GOAL OF THE EXERCISE: Each line that holds the string "Verwallgruppe" counts once; say how many such lines there are and add nothing.
* Start MATERIAL PROVIDED *
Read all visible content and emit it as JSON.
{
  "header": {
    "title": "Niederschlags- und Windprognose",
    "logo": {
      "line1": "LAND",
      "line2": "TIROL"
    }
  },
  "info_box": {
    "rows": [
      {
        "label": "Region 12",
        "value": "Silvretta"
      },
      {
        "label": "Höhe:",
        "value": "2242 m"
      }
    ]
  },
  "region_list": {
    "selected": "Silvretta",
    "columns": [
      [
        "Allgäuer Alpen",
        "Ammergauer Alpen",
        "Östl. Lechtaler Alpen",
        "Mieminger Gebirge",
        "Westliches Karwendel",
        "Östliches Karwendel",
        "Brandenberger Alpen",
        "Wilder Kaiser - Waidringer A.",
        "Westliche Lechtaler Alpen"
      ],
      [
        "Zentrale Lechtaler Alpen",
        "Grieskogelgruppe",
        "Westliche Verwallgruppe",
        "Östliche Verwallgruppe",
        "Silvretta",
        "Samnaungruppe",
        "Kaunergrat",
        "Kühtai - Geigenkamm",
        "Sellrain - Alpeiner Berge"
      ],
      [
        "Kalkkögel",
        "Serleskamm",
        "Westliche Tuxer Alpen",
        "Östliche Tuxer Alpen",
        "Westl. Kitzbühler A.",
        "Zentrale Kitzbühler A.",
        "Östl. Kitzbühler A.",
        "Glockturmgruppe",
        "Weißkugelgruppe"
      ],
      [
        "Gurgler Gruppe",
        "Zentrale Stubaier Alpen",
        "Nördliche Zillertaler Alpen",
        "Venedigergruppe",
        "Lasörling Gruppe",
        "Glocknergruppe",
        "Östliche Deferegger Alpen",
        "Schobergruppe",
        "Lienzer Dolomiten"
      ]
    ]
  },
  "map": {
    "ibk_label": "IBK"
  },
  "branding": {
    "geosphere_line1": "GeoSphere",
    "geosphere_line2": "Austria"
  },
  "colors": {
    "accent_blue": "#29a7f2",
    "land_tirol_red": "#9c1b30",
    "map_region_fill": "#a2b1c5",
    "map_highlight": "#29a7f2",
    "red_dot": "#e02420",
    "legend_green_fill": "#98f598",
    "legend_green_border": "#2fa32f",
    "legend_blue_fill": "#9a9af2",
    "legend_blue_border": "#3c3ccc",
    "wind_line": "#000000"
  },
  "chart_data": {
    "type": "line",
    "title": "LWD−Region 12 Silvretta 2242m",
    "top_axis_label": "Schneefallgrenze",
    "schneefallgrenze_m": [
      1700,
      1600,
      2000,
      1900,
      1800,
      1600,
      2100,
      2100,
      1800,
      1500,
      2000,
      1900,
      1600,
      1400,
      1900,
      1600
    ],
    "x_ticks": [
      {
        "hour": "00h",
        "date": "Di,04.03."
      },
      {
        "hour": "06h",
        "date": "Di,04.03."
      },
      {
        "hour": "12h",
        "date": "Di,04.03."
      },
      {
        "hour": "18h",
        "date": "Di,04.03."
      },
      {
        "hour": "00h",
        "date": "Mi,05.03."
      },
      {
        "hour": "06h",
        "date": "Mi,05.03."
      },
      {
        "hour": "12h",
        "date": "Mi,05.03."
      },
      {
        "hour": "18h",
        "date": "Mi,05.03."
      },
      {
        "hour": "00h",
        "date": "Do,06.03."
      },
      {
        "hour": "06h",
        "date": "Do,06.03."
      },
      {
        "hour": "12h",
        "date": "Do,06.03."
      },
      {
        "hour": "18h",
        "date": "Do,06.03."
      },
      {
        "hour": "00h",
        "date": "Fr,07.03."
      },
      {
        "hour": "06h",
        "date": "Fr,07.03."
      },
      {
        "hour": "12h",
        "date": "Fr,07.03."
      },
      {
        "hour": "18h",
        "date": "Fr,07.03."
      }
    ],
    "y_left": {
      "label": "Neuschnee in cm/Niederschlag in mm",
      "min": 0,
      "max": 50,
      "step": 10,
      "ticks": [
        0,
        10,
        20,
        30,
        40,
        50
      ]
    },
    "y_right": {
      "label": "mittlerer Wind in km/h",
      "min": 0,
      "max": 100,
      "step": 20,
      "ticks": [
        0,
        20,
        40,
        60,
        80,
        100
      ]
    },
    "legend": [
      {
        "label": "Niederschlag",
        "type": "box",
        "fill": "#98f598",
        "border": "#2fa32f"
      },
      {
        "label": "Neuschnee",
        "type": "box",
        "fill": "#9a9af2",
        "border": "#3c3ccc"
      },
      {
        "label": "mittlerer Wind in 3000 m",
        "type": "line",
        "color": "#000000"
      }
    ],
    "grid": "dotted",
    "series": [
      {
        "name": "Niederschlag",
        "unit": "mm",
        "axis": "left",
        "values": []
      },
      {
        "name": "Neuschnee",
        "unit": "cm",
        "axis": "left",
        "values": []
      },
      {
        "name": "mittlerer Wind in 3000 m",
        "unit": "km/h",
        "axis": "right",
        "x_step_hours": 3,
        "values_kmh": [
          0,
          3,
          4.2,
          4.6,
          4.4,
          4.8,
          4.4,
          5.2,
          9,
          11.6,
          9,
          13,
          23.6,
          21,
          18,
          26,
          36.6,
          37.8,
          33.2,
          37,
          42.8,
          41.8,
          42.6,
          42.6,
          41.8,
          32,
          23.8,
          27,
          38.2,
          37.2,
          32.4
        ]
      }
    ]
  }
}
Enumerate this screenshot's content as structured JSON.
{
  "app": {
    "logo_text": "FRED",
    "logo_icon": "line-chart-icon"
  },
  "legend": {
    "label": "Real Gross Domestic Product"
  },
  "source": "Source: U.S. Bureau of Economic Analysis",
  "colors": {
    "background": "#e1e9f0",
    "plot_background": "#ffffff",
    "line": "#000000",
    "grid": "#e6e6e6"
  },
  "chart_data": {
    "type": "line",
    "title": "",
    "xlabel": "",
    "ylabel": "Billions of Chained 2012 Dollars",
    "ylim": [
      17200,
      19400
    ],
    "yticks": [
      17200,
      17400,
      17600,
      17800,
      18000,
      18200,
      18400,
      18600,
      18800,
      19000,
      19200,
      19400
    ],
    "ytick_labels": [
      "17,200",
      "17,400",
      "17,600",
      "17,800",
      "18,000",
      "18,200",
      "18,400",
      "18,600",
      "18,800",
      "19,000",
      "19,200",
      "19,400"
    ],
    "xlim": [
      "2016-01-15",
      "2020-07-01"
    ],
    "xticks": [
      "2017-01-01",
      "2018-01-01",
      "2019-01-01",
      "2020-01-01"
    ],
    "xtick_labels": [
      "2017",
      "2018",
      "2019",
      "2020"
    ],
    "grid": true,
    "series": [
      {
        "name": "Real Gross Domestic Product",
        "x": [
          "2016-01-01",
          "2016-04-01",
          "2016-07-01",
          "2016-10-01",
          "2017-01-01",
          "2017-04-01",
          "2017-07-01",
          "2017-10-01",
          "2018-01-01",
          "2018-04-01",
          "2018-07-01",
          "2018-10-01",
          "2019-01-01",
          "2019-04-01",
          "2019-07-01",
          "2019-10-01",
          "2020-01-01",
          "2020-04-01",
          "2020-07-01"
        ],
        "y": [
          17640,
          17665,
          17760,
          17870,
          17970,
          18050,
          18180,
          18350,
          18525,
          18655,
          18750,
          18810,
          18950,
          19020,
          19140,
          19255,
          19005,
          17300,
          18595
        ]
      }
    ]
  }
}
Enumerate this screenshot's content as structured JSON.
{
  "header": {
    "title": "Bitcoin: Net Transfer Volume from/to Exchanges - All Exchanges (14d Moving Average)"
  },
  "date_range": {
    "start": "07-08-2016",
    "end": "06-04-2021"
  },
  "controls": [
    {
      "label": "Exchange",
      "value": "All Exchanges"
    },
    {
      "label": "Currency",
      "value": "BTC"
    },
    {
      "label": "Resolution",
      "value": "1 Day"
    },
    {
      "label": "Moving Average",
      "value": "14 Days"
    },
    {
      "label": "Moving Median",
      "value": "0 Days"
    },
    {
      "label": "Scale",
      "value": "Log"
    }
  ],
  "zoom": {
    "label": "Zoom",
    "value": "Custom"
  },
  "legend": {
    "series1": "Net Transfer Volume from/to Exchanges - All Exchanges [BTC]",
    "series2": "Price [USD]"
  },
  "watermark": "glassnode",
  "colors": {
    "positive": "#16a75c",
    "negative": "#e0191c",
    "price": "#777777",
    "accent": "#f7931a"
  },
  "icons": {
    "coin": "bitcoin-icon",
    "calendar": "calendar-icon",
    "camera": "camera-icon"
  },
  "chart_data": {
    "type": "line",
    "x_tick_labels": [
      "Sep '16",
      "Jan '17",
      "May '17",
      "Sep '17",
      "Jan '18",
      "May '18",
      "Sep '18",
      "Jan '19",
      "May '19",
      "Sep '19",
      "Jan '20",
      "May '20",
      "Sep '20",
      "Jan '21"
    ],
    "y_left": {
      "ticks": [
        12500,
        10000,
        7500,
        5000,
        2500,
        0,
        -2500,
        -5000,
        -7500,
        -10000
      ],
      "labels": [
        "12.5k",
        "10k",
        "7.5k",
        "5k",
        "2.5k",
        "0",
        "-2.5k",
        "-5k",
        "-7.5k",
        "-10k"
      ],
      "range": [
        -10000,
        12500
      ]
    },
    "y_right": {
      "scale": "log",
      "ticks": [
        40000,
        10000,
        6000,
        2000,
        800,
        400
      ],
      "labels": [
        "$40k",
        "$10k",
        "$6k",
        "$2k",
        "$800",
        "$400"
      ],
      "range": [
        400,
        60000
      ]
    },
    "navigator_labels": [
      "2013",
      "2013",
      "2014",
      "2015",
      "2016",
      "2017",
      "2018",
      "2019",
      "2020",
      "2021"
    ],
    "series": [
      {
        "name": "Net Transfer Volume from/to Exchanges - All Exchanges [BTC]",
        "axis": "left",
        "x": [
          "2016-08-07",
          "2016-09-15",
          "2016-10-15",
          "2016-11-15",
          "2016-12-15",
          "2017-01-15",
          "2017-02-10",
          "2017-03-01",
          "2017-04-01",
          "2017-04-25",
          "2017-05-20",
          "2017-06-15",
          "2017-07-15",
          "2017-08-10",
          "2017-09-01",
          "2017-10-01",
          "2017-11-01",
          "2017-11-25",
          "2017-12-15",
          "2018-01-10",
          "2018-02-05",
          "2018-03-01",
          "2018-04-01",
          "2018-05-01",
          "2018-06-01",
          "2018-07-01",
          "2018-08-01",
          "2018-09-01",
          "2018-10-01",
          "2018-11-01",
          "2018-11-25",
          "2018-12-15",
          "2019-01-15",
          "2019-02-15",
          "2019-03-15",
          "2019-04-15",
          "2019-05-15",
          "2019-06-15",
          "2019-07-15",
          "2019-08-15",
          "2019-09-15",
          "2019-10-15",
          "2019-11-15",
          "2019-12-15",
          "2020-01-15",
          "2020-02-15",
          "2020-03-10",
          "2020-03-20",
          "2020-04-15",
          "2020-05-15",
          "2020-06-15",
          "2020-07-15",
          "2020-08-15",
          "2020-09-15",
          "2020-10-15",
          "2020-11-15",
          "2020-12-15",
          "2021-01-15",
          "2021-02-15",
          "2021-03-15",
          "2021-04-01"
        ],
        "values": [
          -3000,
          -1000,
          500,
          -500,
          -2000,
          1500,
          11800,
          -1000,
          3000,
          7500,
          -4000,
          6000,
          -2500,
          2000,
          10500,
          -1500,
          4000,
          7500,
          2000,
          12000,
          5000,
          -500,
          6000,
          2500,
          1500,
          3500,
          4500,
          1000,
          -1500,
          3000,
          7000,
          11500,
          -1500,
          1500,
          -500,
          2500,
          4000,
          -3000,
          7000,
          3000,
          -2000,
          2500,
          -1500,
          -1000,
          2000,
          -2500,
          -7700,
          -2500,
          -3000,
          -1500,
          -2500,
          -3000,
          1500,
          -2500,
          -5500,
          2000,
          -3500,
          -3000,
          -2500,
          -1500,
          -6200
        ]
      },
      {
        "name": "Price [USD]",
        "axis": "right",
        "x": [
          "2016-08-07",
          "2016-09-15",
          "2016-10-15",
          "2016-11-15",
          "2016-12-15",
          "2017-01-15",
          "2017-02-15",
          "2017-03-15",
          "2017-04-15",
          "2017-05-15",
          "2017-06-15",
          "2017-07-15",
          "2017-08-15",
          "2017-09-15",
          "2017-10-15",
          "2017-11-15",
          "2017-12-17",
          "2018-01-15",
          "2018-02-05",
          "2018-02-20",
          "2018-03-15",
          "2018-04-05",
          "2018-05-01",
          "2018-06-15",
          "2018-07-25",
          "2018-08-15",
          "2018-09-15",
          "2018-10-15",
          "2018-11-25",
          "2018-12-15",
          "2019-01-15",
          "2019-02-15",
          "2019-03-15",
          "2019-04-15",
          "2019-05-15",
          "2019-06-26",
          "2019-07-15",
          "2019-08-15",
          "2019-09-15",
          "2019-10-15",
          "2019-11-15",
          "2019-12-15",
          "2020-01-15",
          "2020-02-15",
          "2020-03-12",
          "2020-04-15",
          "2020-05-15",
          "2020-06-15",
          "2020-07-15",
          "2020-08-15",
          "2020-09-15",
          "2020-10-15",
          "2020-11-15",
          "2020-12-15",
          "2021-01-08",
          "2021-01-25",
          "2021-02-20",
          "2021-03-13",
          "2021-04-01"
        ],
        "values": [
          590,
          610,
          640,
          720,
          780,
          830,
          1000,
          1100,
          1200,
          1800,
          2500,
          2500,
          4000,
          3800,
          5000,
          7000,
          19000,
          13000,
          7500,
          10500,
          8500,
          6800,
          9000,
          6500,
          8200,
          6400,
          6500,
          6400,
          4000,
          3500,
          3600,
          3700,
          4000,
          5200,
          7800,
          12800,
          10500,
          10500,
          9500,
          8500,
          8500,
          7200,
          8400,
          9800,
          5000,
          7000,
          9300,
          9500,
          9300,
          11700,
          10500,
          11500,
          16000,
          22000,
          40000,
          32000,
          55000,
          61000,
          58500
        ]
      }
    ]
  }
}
* End MATERIAL PROVIDED *
EXPECTED ANSWER: 2